**** PROVIDED RECORDS ****

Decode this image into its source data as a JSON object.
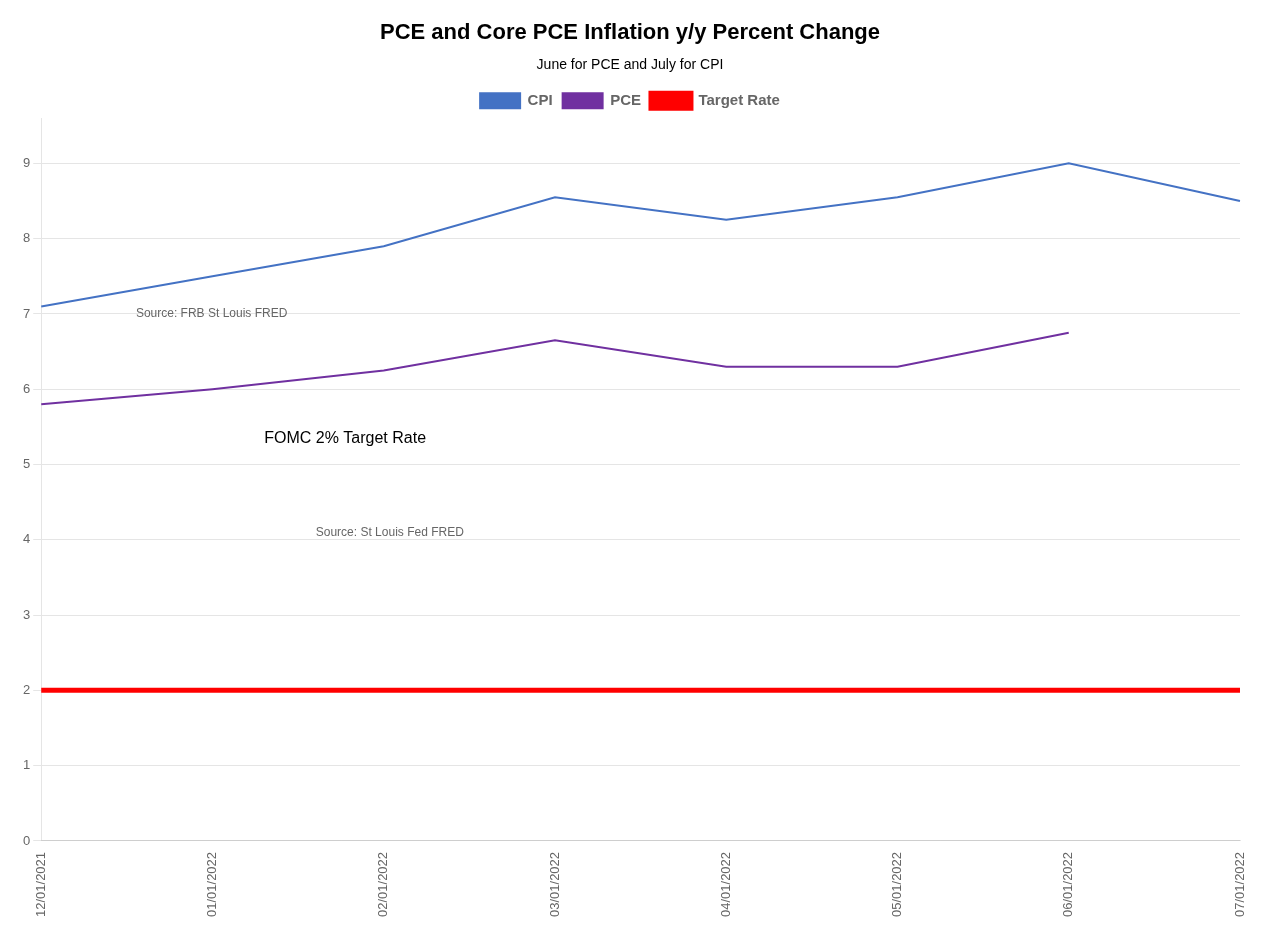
{
  "chart_data": {
    "type": "line",
    "title": "PCE and Core PCE Inflation y/y Percent Change",
    "subtitle": "June for PCE and July for CPI",
    "categories": [
      "12/01/2021",
      "01/01/2022",
      "02/01/2022",
      "03/01/2022",
      "04/01/2022",
      "05/01/2022",
      "06/01/2022",
      "07/01/2022"
    ],
    "series": [
      {
        "name": "Target Rate",
        "color": "#FF0000",
        "values": [
          2.0,
          2.0,
          2.0,
          2.0,
          2.0,
          2.0,
          2.0,
          2.0
        ]
      },
      {
        "name": "CPI",
        "color": "#4472C4",
        "values": [
          7.1,
          7.5,
          7.9,
          8.55,
          8.25,
          8.55,
          9.0,
          8.5
        ]
      },
      {
        "name": "PCE",
        "color": "#7030A0",
        "values": [
          5.8,
          6.0,
          6.25,
          6.65,
          6.3,
          6.3,
          6.75,
          null
        ]
      }
    ],
    "annotations": [
      "Source: FRB St Louis FRED",
      "FOMC 2% Target Rate",
      "Source: St Louis Fed FRED"
    ],
    "ylim": [
      0,
      9.6
    ],
    "yticks": [
      0,
      1,
      2,
      3,
      4,
      5,
      6,
      7,
      8,
      9
    ],
    "grid": true,
    "legend": "top"
  }
}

****

# [REQUEST]
Transcribe all the records above word for word, without their images.

# [RESPONSE TO THE EXERCISE]
Decode this image into its source data as a JSON object.
{
  "chart_data": {
    "type": "line",
    "title": "PCE and Core PCE Inflation y/y Percent Change",
    "subtitle": "June for PCE and July for CPI",
    "categories": [
      "12/01/2021",
      "01/01/2022",
      "02/01/2022",
      "03/01/2022",
      "04/01/2022",
      "05/01/2022",
      "06/01/2022",
      "07/01/2022"
    ],
    "series": [
      {
        "name": "Target Rate",
        "color": "#FF0000",
        "values": [
          2.0,
          2.0,
          2.0,
          2.0,
          2.0,
          2.0,
          2.0,
          2.0
        ]
      },
      {
        "name": "CPI",
        "color": "#4472C4",
        "values": [
          7.1,
          7.5,
          7.9,
          8.55,
          8.25,
          8.55,
          9.0,
          8.5
        ]
      },
      {
        "name": "PCE",
        "color": "#7030A0",
        "values": [
          5.8,
          6.0,
          6.25,
          6.65,
          6.3,
          6.3,
          6.75,
          null
        ]
      }
    ],
    "annotations": [
      "Source: FRB St Louis FRED",
      "FOMC 2% Target Rate",
      "Source: St Louis Fed FRED"
    ],
    "ylim": [
      0,
      9.6
    ],
    "yticks": [
      0,
      1,
      2,
      3,
      4,
      5,
      6,
      7,
      8,
      9
    ],
    "grid": true,
    "legend": "top"
  }
}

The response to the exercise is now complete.